--- Start DATA IN THIS EXERCISE ---

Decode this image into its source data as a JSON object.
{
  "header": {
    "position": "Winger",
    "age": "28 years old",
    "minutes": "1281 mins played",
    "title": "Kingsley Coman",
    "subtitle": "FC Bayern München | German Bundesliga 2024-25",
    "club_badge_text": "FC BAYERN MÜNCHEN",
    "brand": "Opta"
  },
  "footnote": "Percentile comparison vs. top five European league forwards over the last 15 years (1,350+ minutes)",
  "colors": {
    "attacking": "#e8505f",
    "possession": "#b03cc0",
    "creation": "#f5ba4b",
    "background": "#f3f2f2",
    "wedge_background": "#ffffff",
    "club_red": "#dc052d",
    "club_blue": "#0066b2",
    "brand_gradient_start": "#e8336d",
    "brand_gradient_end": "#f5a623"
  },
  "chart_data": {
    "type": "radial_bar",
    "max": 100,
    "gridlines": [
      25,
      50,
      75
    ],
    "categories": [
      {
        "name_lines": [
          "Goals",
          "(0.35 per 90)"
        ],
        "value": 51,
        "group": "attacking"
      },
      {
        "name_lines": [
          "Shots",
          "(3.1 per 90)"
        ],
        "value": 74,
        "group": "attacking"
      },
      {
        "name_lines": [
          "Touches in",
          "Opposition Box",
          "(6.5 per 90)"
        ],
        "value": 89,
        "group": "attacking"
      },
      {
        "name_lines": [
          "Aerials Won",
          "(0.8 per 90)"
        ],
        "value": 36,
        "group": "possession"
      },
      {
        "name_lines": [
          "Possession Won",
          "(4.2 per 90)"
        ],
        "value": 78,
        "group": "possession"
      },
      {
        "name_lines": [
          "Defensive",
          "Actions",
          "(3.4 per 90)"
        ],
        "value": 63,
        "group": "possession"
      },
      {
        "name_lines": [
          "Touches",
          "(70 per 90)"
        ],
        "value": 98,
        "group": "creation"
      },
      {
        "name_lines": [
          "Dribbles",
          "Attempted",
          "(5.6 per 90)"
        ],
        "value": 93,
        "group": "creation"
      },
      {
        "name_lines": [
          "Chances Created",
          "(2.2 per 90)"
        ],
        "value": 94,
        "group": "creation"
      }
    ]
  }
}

--- End DATA IN THIS EXERCISE ---
--- Start DATA IN THIS EXERCISE ---

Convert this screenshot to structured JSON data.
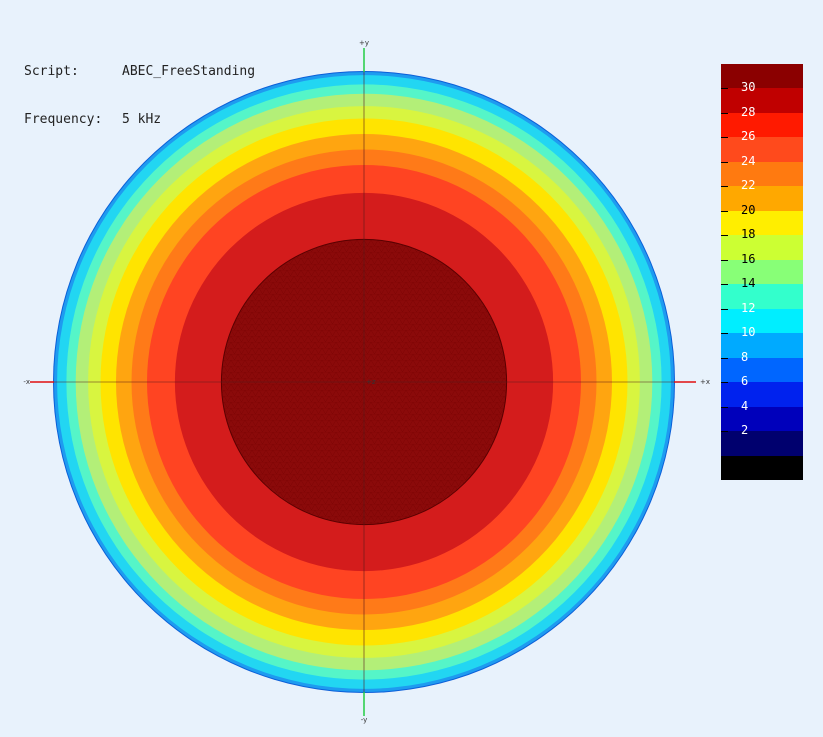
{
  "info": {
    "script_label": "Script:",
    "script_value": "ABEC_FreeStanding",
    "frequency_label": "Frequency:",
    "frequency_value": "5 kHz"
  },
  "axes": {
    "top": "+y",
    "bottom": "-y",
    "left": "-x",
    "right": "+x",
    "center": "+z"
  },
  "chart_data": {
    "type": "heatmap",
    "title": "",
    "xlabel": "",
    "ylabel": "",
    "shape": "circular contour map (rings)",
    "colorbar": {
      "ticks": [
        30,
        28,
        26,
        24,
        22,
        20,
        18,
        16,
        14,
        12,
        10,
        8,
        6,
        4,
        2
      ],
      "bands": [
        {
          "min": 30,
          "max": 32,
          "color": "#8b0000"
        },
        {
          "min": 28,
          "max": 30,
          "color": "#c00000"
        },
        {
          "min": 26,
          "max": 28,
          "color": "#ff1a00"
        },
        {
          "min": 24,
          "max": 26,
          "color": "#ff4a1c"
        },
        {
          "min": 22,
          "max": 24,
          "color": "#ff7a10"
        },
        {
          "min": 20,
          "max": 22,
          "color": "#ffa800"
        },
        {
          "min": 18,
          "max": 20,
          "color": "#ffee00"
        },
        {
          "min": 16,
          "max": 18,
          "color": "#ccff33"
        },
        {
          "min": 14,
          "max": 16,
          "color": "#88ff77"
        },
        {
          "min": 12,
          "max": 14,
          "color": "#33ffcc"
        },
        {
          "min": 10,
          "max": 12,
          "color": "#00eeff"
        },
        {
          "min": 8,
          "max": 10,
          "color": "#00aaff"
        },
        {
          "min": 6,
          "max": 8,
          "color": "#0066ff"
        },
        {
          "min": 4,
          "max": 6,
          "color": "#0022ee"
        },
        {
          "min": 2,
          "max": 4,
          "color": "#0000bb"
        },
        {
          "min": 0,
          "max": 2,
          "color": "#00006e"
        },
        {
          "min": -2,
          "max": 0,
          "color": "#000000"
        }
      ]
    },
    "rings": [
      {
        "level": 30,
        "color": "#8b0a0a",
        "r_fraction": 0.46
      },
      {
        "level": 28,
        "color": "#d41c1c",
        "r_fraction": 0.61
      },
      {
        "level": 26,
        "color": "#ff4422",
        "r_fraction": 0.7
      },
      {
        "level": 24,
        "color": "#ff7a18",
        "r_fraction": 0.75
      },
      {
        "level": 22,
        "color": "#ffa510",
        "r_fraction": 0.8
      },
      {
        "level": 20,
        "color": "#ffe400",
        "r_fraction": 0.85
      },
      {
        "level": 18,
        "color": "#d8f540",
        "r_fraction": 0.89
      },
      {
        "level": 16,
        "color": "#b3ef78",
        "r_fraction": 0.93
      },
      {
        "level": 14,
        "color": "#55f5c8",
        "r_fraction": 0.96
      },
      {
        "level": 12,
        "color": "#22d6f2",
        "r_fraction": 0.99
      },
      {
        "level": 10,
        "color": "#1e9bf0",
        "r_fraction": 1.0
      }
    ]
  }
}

--- End DATA IN THIS EXERCISE ---

*WHAT IS NEEDED*. Gather all lines from the listing above in which "rings" occurs.

*OUTPUT FOR THIS TASK*.
    "shape": "circular contour map (rings)",
    "rings": [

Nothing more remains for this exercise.